Exercise — Continue the passage on the two-degree-of-freedom active suspension model, picking up right after equation (1).

Our active suspension model is composed of two degrees of freedom (Figure 2), which include sprung mass $m_{s}$ , unsprung mass $m_{u}$ , and spring stiffness $k_{s}$ . The vertical stiffness and the damping of the tire are represented by the spring $k_{u}$ and $B_{u}$ , and actuator force U; using the fundamental principle of dynamics, we specify the general theorems of mechanics, which take into account the vertical movement of the suspended mass presented by $Z_{s}$ . The motion of the unsprung mass (the wheel) is presented by $Z_{u}$ . Our system is moving along the road that is presented by $Z_{r}$ . The dynamics of our suspension system are represented by the differential equations shown below²⁶:

Sprung mass:

m_{s} {\overset{\cdot\cdot}{Z}}_{s} = - K_{s} (Z_{s} - Z_{u}) - B_{s} ({\dot{Z}}_{s} - {\dot{Z}}_{u}) + U

(1)

Data rows —
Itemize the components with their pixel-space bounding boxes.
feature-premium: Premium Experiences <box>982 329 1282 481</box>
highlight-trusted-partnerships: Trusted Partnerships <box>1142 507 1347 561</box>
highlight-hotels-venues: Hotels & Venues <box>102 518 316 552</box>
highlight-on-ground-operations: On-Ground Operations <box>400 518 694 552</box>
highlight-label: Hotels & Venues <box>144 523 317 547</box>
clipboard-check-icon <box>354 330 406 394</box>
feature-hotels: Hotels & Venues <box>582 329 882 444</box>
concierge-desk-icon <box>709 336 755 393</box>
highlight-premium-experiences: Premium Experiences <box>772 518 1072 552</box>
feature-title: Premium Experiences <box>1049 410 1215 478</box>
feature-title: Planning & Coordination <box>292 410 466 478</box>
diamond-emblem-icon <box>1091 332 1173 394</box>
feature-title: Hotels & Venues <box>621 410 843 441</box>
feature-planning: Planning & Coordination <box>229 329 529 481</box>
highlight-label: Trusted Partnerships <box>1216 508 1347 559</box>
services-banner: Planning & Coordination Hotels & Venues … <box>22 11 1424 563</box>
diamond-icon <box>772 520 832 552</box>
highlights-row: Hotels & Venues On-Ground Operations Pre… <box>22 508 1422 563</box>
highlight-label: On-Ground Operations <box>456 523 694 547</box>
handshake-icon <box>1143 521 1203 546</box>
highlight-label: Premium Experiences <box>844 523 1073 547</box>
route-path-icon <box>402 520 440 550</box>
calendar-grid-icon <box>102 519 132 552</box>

Reply —
Unsprung mass:

\begin{matrix} m_{u} {\overset{\cdot\cdot}{Z}}_{u} = K_{s} (Z_{s} - Z_{u}) + B_{s} ({\overset{\cdot}{Z}}_{s} - {\overset{\cdot}{Z}}_{u}) \\ + B_{u} ({\overset{\cdot}{Z}}_{r} - {\overset{\cdot}{Z}}_{u}) + k_{u} (Z_{r} - Z_{u}) - U \end{matrix}

(2)

Impact of vibration on the human body

Nearly 20% of fatal road accidents involve driver fatigue. Researchers have recently discovered that vibrations caused by the vehicle affect driver alertness and may play a role in falling asleep.²⁷

In the long term, the most intense vibrations can lead to risks for the health of the driver, in particular, lower back pain (lumbalgia), herniated disks, etc.²⁸

We can assess the exposure of the human body to vibration transmitted by the vehicle, and the method is defined in the ISO 2631 standard. The RMS calculation makes it possible to evaluate the vibration of the suspended mass and its impact on the human body. (RMS) the acceleration, which is defined as follows:

a_{w} = \sqrt{\frac{1}{T} \int_{0}^{T} a_{w}^{2} (t) dt} = RMS

(3)

RMS: Acceleration ( $m / s^{2}$ )

T: Time (s)

$a_{w} (t)$ : The weighted ( $m / s^{2}$ )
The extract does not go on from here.